* Set task
Copy out all the lines in the records that include the word "งหาคม".

Records from a dataset:
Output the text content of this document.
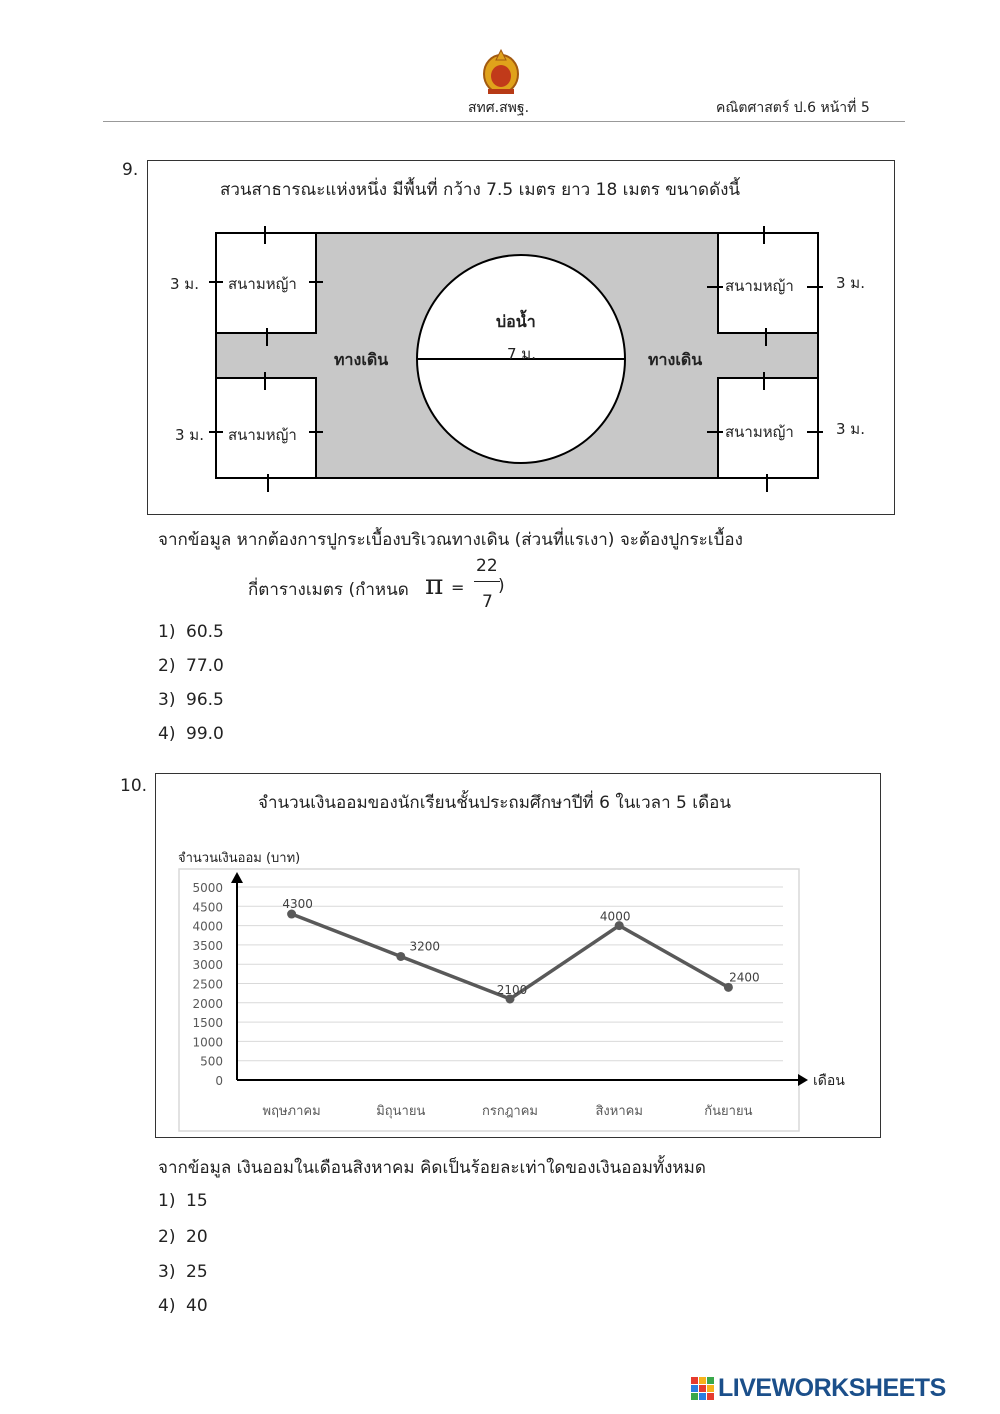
สทศ.สพฐ.	คณิตศาสตร์ ป.6 หน้าที่ 5
9.
สวนสาธารณะแห่งหนึ่ง มีพื้นที่ กว้าง 7.5 เมตร ยาว 18 เมตร ขนาดดังนี้
สนามหญ้า
สนามหญ้า
สนามหญ้า
สนามหญ้า
3 ม.
3 ม.
3 ม.
3 ม.
บ่อน้ำ
7 ม.
ทางเดิน	ทางเดิน
จากข้อมูล หากต้องการปูกระเบื้องบริเวณทางเดิน (ส่วนที่แรเงา) จะต้องปูกระเบื้อง
กี่ตารางเมตร (กำหนด π =
22
7
)
1) 60.5
2) 77.0
3) 96.5
4) 99.0
10.
จำนวนเงินออมของนักเรียนชั้นประถมศึกษาปีที่ 6 ในเวลา 5 เดือน
จำนวนเงินออม (บาท)
0
500
1000
1500
2000
2500
3000
3500
4000
4500
5000
พฤษภาคม	มิถุนายน	กรกฎาคม	สิงหาคม	กันยายน
เดือน
4300
3200
2100
4000
2400
จากข้อมูล เงินออมในเดือนสิงหาคม คิดเป็นร้อยละเท่าใดของเงินออมทั้งหมด
1) 15
2) 20
3) 25
4) 40
LIVEWORKSHEETS
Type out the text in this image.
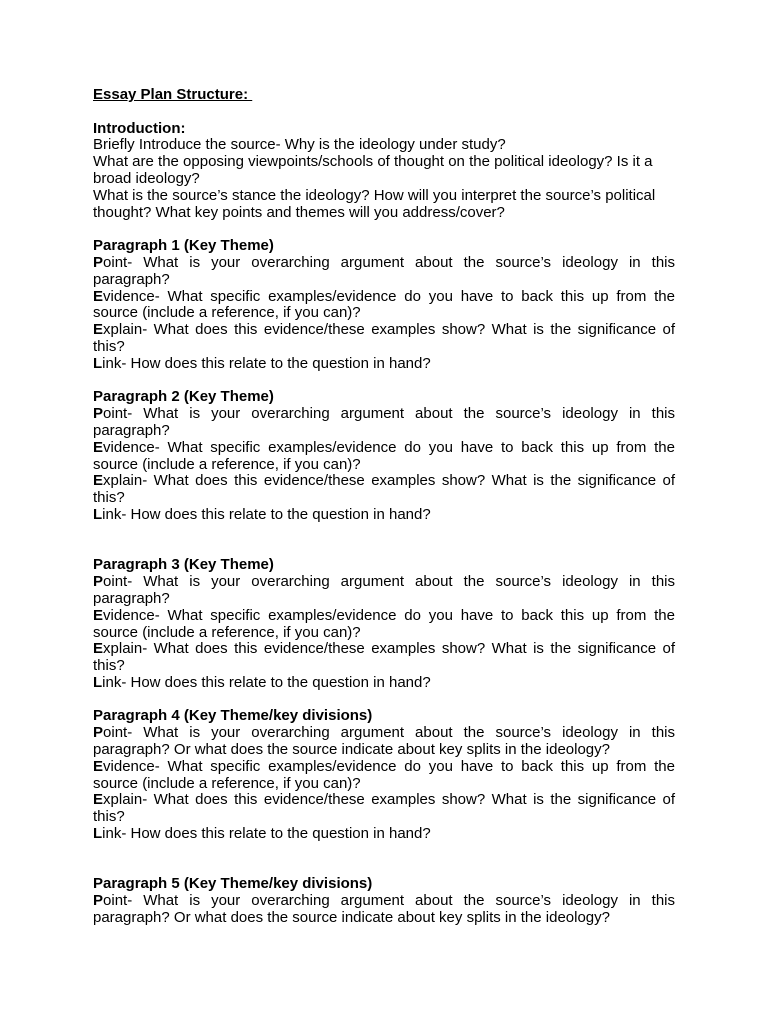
Essay Plan Structure:

Introduction:

Briefly Introduce the source- Why is the ideology under study?

What are the opposing viewpoints/schools of thought on the political ideology? Is it a broad ideology?

What is the source’s stance the ideology? How will you interpret the source’s political thought? What key points and themes will you address/cover?

Paragraph 1 (Key Theme)

Point- What is your overarching argument about the source’s ideology in this paragraph?

Evidence- What specific examples/evidence do you have to back this up from the source (include a reference, if you can)?

Explain- What does this evidence/these examples show? What is the significance of this?

Link- How does this relate to the question in hand?

Paragraph 2 (Key Theme)

Point- What is your overarching argument about the source’s ideology in this paragraph?

Evidence- What specific examples/evidence do you have to back this up from the source (include a reference, if you can)?

Explain- What does this evidence/these examples show? What is the significance of this?

Link- How does this relate to the question in hand?

Paragraph 3 (Key Theme)

Point- What is your overarching argument about the source’s ideology in this paragraph?

Evidence- What specific examples/evidence do you have to back this up from the source (include a reference, if you can)?

Explain- What does this evidence/these examples show? What is the significance of this?

Link- How does this relate to the question in hand?

Paragraph 4 (Key Theme/key divisions)

Point- What is your overarching argument about the source’s ideology in this paragraph? Or what does the source indicate about key splits in the ideology?

Evidence- What specific examples/evidence do you have to back this up from the source (include a reference, if you can)?

Explain- What does this evidence/these examples show? What is the significance of this?

Link- How does this relate to the question in hand?

Paragraph 5 (Key Theme/key divisions)

Point- What is your overarching argument about the source’s ideology in this paragraph? Or what does the source indicate about key splits in the ideology?
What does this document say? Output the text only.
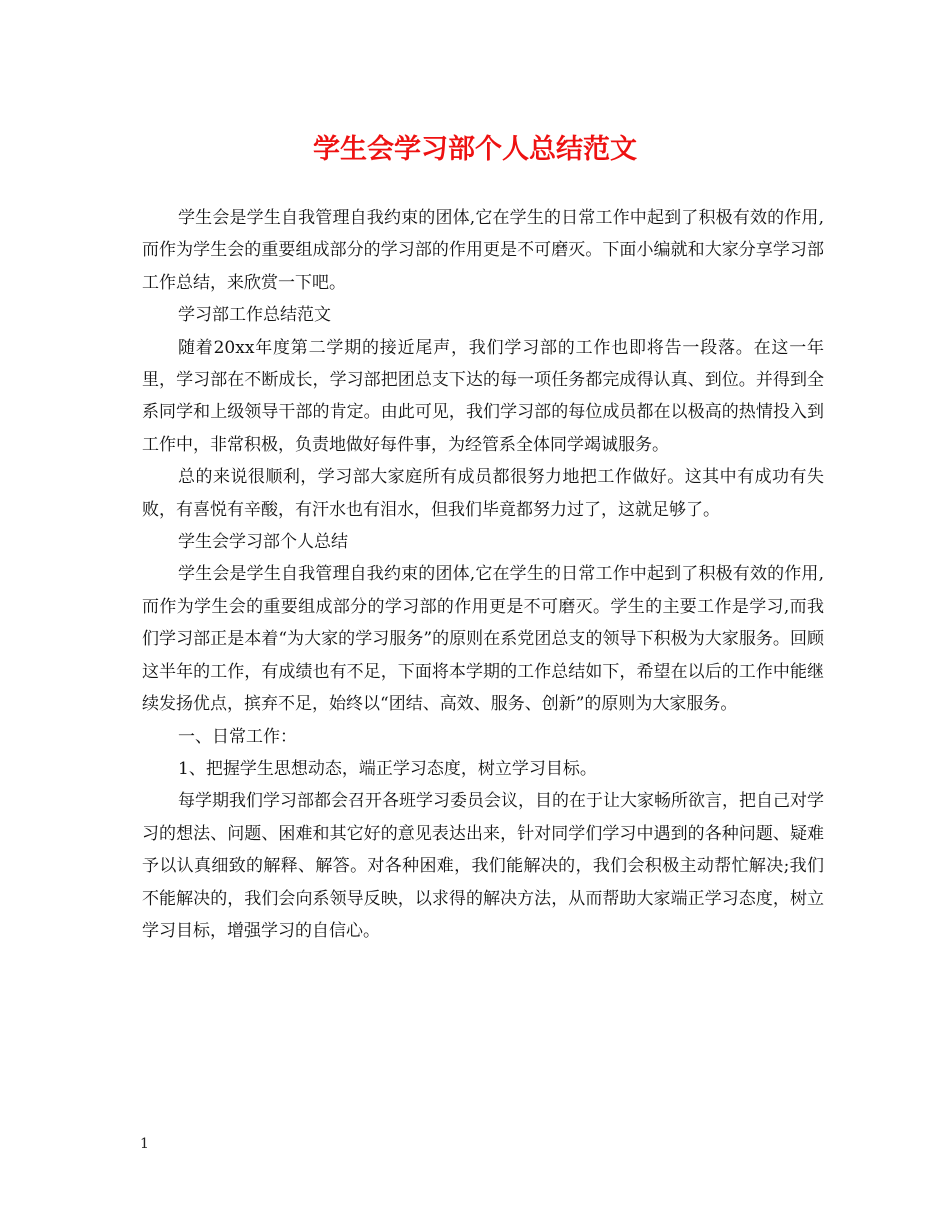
学生会学习部个人总结范文

学生会是学生自我管理自我约束的团体,它在学生的日常工作中起到了积极有效的作用,而作为学生会的重要组成部分的学习部的作用更是不可磨灭。下面小编就和大家分享学习部工作总结，来欣赏一下吧。

学习部工作总结范文

随着20xx年度第二学期的接近尾声，我们学习部的工作也即将告一段落。在这一年里，学习部在不断成长，学习部把团总支下达的每一项任务都完成得认真、到位。并得到全系同学和上级领导干部的肯定。由此可见，我们学习部的每位成员都在以极高的热情投入到工作中，非常积极，负责地做好每件事，为经管系全体同学竭诚服务。

总的来说很顺利，学习部大家庭所有成员都很努力地把工作做好。这其中有成功有失败，有喜悦有辛酸，有汗水也有泪水，但我们毕竟都努力过了，这就足够了。

学生会学习部个人总结

学生会是学生自我管理自我约束的团体,它在学生的日常工作中起到了积极有效的作用,而作为学生会的重要组成部分的学习部的作用更是不可磨灭。学生的主要工作是学习,而我们学习部正是本着“为大家的学习服务”的原则在系党团总支的领导下积极为大家服务。回顾这半年的工作，有成绩也有不足，下面将本学期的工作总结如下，希望在以后的工作中能继续发扬优点，摈弃不足，始终以“团结、高效、服务、创新”的原则为大家服务。

一、日常工作：

1、把握学生思想动态，端正学习态度，树立学习目标。

每学期我们学习部都会召开各班学习委员会议，目的在于让大家畅所欲言，把自己对学习的想法、问题、困难和其它好的意见表达出来，针对同学们学习中遇到的各种问题、疑难予以认真细致的解释、解答。对各种困难，我们能解决的，我们会积极主动帮忙解决;我们不能解决的，我们会向系领导反映，以求得的解决方法，从而帮助大家端正学习态度，树立学习目标，增强学习的自信心。

1
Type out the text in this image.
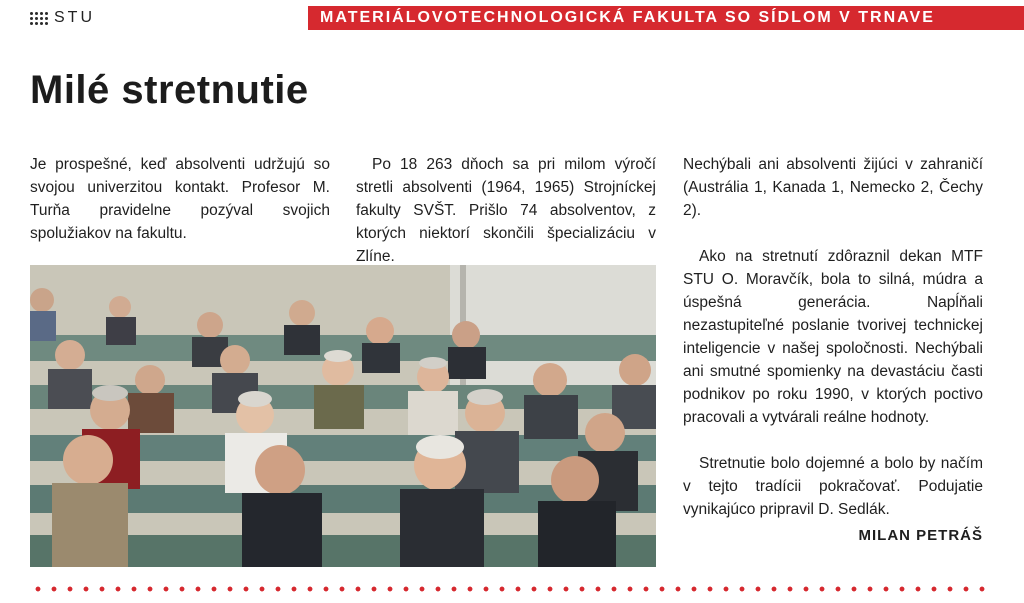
STU	MATERIÁLOVOTECHNOLOGICKÁ FAKULTA SO SÍDLOM V TRNAVE
Milé stretnutie

Je prospešné, keď absolventi udržujú so svojou univerzitou kontakt. Profesor M. Turňa pravidelne pozýval svojich spolužiakov na fakultu.

Po 18 263 dňoch sa pri milom výročí stretli absolventi (1964, 1965) Strojníckej fakulty SVŠT. Prišlo 74 absolventov, z ktorých niektorí skončili špecializáciu v Zlíne.

Nechýbali ani absolventi žijúci v zahraničí (Austrália 1, Kanada 1, Nemecko 2, Čechy 2).

Ako na stretnutí zdôraznil dekan MTF STU O. Moravčík, bola to silná, múdra a úspešná generácia. Napĺňali nezastupiteľné poslanie tvorivej technickej inteligencie v našej spoločnosti. Nechýbali ani smutné spomienky na devastáciu časti podnikov po roku 1990, v ktorých poctivo pracovali a vytvárali reálne hodnoty.

Stretnutie bolo dojemné a bolo by načím v tejto tradícii pokračovať. Podujatie vynikajúco pripravil D. Sedlák.

MILAN PETRÁŠ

* Result of the exercise
พฤษภาคม	มิถุนายน	กรกฎาคม	สิงหาคม	กันยายน
จากข้อมูล เงินออมในเดือนสิงหาคม คิดเป็นร้อยละเท่าใดของเงินออมทั้งหมด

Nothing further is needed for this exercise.